EXCERPTED DATA:
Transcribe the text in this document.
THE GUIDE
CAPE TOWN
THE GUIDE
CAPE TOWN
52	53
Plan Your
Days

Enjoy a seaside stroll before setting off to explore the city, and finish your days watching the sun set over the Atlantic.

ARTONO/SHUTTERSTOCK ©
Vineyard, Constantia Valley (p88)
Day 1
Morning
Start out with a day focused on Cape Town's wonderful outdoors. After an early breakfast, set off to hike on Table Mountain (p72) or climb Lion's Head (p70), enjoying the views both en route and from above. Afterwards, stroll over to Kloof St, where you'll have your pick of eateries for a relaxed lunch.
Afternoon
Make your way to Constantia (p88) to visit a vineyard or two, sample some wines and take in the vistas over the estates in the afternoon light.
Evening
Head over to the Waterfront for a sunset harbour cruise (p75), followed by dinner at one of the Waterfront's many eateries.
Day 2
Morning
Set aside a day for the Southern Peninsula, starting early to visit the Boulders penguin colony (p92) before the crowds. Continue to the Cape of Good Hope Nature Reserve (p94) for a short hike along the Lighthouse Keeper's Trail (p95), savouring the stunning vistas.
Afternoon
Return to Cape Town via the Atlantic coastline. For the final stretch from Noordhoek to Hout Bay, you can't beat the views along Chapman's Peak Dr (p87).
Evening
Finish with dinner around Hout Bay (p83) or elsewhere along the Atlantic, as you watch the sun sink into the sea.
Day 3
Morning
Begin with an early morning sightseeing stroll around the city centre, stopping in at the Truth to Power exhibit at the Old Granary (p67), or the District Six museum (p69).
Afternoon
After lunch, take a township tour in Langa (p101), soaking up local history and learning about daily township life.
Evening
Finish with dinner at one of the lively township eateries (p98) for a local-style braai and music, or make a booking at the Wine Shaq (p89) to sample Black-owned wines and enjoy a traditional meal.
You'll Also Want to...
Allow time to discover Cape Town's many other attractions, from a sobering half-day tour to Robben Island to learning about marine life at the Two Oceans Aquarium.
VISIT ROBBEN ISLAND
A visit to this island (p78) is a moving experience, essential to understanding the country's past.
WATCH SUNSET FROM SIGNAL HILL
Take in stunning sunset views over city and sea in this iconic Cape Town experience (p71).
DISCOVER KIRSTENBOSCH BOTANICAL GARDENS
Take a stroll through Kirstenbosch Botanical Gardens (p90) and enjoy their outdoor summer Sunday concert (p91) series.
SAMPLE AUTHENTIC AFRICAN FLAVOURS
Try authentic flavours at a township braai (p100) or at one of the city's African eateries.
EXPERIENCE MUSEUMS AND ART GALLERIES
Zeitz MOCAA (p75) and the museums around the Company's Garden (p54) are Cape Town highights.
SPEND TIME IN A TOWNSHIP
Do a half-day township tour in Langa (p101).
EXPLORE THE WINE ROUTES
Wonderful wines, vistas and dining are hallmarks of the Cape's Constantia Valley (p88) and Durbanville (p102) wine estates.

WHAT TO WORK ON:
Copy, from the material, each line that holds the string "with".

RESULT OF THIS EXERCISE:
Start out with a day focused on Cape Town's wonderful outdoors. After an early breakfast, set off to hike on Table Mountain (p72) or climb Lion's Head (p70), enjoying the views both en route and from above. Afterwards, stroll over to Kloof St, where you'll have your pick of eateries for a relaxed lunch.
Finish with dinner around Hout Bay (p83) or elsewhere along the Atlantic, as you watch the sun sink into the sea.
Begin with an early morning sightseeing stroll around the city centre, stopping in at the Truth to Power exhibit at the Old Granary (p67), or the District Six museum (p69).
Finish with dinner at one of the lively township eateries (p98) for a local-style braai and music, or make a booking at the Wine Shaq (p89) to sample Black-owned wines and enjoy a traditional meal.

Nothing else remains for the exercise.